[Items from a data source]
::::::
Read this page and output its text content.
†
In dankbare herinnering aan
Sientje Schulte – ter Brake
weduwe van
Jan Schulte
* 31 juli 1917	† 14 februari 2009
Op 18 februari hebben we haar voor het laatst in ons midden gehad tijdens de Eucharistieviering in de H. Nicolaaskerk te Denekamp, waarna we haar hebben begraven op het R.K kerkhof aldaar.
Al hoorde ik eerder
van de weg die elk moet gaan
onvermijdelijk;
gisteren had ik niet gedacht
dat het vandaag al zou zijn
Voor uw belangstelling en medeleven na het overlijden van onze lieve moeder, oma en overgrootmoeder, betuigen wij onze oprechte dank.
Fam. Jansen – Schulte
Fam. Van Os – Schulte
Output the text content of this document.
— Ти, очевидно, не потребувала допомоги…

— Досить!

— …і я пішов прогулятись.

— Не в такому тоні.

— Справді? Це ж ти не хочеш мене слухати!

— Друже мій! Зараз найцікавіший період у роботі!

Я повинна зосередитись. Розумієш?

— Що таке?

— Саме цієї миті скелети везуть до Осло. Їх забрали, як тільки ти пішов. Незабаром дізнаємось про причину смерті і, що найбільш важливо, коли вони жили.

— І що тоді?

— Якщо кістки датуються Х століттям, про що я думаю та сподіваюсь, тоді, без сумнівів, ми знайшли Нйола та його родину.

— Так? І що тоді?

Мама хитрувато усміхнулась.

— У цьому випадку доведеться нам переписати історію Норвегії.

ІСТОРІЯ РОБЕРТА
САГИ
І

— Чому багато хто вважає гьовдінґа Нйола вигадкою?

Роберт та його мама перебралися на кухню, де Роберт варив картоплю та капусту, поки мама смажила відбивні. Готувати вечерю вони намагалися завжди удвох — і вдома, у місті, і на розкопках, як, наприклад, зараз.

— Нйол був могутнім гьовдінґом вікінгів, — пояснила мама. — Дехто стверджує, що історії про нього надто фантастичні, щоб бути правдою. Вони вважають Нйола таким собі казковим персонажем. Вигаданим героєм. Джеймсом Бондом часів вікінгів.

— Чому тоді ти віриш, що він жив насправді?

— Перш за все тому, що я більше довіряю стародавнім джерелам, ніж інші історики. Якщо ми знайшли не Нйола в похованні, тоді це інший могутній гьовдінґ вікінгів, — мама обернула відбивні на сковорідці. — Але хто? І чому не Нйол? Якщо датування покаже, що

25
::::::
**Task instructions**
Repeat the material word for word, in full.

**Result**
Read this page and output its text content.
†
In dankbare herinnering aan
Sientje Schulte – ter Brake
weduwe van
Jan Schulte
* 31 juli 1917	† 14 februari 2009
Op 18 februari hebben we haar voor het laatst in ons midden gehad tijdens de Eucharistieviering in de H. Nicolaaskerk te Denekamp, waarna we haar hebben begraven op het R.K kerkhof aldaar.
Al hoorde ik eerder
van de weg die elk moet gaan
onvermijdelijk;
gisteren had ik niet gedacht
dat het vandaag al zou zijn
Voor uw belangstelling en medeleven na het overlijden van onze lieve moeder, oma en overgrootmoeder, betuigen wij onze oprechte dank.
Fam. Jansen – Schulte
Fam. Van Os – Schulte
Output the text content of this document.
— Ти, очевидно, не потребувала допомоги…

— Досить!

— …і я пішов прогулятись.

— Не в такому тоні.

— Справді? Це ж ти не хочеш мене слухати!

— Друже мій! Зараз найцікавіший період у роботі!

Я повинна зосередитись. Розумієш?

— Що таке?

— Саме цієї миті скелети везуть до Осло. Їх забрали, як тільки ти пішов. Незабаром дізнаємось про причину смерті і, що найбільш важливо, коли вони жили.

— І що тоді?

— Якщо кістки датуються Х століттям, про що я думаю та сподіваюсь, тоді, без сумнівів, ми знайшли Нйола та його родину.

— Так? І що тоді?

Мама хитрувато усміхнулась.

— У цьому випадку доведеться нам переписати історію Норвегії.

ІСТОРІЯ РОБЕРТА
САГИ
І

— Чому багато хто вважає гьовдінґа Нйола вигадкою?

Роберт та його мама перебралися на кухню, де Роберт варив картоплю та капусту, поки мама смажила відбивні. Готувати вечерю вони намагалися завжди удвох — і вдома, у місті, і на розкопках, як, наприклад, зараз.

— Нйол був могутнім гьовдінґом вікінгів, — пояснила мама. — Дехто стверджує, що історії про нього надто фантастичні, щоб бути правдою. Вони вважають Нйола таким собі казковим персонажем. Вигаданим героєм. Джеймсом Бондом часів вікінгів.

— Чому тоді ти віриш, що він жив насправді?

— Перш за все тому, що я більше довіряю стародавнім джерелам, ніж інші історики. Якщо ми знайшли не Нйола в похованні, тоді це інший могутній гьовдінґ вікінгів, — мама обернула відбивні на сковорідці. — Але хто? І чому не Нйол? Якщо датування покаже, що

25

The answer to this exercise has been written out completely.